▶ _EXERCISE MATERIALS_
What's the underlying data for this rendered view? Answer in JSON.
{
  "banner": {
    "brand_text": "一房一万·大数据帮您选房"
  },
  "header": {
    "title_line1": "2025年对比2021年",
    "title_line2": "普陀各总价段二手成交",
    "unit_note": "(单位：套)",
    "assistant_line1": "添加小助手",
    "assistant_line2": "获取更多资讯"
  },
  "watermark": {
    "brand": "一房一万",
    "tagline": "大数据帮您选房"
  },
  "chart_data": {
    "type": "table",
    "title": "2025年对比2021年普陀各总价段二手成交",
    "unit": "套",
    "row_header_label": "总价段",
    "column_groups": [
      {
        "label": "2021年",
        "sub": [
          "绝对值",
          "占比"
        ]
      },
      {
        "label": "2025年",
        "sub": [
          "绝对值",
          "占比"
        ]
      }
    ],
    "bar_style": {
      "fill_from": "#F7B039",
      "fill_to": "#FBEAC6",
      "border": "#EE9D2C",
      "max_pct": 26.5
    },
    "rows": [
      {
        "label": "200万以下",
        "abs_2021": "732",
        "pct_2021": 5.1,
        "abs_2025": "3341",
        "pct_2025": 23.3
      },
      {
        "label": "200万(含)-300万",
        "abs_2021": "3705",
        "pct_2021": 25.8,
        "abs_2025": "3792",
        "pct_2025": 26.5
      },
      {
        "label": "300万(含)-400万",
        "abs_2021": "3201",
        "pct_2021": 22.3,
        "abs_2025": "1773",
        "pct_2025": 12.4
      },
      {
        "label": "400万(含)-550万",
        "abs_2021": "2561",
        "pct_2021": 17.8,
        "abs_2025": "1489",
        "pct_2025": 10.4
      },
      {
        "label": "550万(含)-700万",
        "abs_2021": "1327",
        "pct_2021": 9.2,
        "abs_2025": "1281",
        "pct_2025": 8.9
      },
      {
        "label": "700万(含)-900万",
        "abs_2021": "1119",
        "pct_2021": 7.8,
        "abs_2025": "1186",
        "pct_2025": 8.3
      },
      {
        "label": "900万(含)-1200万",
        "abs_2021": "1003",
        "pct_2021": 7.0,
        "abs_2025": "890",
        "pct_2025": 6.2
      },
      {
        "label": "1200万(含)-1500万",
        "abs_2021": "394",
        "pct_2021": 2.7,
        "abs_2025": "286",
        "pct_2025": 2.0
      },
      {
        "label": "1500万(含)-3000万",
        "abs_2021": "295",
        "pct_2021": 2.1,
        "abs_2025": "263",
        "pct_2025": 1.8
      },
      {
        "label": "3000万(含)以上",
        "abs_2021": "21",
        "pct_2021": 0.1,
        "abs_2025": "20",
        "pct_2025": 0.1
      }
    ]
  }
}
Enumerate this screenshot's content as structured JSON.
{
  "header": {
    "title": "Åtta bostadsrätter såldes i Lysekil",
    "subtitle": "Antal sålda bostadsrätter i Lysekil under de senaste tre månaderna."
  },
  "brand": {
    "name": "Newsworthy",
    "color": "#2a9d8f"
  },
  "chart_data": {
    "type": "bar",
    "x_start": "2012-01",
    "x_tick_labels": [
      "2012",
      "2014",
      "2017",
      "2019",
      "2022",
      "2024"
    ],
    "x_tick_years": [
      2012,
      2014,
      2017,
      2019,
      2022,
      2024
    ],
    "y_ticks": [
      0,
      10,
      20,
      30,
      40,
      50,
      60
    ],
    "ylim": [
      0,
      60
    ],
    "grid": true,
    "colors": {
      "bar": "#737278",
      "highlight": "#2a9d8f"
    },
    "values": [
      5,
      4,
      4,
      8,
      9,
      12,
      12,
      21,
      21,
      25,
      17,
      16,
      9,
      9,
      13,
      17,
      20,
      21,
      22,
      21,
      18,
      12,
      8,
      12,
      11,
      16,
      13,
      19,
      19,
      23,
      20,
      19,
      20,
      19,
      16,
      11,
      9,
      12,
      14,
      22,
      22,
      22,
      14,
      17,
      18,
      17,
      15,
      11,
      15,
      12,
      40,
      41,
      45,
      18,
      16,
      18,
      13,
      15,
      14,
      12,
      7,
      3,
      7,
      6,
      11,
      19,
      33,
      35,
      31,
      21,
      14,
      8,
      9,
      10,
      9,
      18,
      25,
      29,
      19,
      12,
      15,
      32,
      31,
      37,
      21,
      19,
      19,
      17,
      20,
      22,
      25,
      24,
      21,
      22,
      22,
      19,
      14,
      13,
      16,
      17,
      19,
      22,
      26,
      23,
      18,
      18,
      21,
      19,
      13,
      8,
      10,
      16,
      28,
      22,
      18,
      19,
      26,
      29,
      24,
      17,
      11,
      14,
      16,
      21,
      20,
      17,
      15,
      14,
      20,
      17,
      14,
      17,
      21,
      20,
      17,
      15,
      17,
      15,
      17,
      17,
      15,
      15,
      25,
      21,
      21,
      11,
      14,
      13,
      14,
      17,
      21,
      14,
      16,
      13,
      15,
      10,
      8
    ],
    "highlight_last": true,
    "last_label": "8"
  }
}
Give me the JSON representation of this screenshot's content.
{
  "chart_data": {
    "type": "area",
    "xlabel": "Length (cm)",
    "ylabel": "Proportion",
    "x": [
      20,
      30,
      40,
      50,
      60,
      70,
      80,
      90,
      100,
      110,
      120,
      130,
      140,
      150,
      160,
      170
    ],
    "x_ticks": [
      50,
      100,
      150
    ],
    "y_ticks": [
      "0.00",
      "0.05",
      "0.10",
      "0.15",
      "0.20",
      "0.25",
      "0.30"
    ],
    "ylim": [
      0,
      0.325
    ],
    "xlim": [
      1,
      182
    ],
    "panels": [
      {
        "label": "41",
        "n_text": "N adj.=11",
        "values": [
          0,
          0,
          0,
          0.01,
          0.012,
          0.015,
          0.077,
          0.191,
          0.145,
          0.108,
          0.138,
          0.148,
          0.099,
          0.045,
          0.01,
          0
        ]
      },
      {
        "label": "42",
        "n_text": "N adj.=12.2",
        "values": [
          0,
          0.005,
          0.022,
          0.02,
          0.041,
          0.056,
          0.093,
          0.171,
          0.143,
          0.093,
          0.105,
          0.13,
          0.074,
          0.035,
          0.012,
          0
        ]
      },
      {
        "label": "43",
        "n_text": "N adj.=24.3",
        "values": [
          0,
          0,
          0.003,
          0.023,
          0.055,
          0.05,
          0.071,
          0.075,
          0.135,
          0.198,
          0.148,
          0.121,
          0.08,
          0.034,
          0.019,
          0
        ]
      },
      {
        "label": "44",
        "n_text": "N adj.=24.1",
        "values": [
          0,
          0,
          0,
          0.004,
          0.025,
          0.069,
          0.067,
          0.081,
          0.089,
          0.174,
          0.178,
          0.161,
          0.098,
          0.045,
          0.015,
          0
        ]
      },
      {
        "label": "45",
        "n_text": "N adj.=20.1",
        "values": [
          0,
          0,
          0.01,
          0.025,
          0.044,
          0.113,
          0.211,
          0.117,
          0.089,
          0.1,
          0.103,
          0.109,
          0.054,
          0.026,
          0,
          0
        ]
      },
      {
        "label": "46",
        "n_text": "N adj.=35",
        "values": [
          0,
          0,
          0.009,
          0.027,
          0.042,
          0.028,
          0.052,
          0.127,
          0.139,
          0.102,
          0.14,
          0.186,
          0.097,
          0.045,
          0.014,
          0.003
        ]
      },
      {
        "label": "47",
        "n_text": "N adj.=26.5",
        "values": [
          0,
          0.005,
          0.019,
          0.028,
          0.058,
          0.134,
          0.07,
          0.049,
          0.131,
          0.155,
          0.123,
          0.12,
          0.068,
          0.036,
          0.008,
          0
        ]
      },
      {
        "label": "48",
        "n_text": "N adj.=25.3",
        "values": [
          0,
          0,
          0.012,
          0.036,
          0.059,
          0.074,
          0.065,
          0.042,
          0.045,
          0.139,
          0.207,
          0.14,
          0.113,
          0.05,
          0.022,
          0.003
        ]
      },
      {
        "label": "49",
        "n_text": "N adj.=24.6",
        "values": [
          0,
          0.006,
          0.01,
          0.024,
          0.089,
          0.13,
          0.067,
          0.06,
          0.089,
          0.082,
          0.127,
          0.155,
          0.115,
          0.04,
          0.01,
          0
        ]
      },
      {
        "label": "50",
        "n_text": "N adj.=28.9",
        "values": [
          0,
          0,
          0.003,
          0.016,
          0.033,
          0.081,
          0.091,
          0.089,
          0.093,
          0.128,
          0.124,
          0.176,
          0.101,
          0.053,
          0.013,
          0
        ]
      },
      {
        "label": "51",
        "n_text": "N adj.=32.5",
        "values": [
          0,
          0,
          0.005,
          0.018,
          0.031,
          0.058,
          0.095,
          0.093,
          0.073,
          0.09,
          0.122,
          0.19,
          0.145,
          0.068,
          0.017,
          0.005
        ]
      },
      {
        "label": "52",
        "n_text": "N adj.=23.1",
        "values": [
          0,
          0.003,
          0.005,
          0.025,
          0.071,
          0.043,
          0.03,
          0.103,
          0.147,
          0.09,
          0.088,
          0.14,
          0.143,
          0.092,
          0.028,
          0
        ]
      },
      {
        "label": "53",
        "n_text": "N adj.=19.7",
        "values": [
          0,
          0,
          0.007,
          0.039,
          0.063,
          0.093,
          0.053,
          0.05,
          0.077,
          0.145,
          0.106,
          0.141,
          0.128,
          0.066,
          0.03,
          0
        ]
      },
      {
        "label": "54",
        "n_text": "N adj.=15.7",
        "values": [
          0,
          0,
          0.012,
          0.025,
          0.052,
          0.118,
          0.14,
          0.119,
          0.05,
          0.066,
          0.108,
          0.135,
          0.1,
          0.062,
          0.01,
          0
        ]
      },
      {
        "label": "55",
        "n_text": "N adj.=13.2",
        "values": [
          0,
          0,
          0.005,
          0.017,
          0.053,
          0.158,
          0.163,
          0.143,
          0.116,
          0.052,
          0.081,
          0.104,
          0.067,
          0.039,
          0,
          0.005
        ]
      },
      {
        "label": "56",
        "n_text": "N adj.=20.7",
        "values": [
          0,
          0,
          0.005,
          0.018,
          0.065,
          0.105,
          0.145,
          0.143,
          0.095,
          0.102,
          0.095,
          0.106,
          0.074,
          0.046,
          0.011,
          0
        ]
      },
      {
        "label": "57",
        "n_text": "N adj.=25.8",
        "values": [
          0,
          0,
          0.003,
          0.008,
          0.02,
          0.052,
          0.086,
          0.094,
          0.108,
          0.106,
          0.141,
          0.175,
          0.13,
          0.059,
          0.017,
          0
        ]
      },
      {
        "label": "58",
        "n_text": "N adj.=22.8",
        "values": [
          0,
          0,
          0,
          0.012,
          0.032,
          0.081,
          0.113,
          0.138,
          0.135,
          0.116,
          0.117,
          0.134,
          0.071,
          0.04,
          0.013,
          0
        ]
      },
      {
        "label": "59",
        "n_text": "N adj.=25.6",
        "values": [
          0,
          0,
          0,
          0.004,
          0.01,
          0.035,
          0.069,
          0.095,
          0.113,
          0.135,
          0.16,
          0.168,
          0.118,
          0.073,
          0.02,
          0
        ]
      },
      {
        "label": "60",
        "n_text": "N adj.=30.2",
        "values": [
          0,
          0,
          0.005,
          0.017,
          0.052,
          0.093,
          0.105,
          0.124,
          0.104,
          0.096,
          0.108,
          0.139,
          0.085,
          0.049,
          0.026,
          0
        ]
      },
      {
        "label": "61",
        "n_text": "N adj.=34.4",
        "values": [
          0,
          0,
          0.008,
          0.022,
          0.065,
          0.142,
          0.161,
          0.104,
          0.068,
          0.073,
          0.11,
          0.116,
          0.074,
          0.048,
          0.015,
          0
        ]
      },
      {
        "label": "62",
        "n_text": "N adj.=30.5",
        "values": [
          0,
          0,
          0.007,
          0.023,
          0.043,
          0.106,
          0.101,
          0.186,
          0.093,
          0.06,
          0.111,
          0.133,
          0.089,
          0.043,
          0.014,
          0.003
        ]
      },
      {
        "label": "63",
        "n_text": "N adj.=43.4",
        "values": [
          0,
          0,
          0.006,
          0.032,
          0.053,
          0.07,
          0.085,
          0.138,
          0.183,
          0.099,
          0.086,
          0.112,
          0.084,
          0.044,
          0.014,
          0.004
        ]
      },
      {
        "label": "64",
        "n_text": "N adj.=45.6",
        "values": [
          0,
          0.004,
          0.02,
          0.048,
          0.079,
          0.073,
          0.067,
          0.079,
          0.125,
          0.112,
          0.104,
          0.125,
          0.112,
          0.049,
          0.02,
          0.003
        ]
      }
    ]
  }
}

▶ _THE EXERCISE_
The answer is a single number: how many lines include the word "this"?

▶ _EXERCISE OUTPUT_
3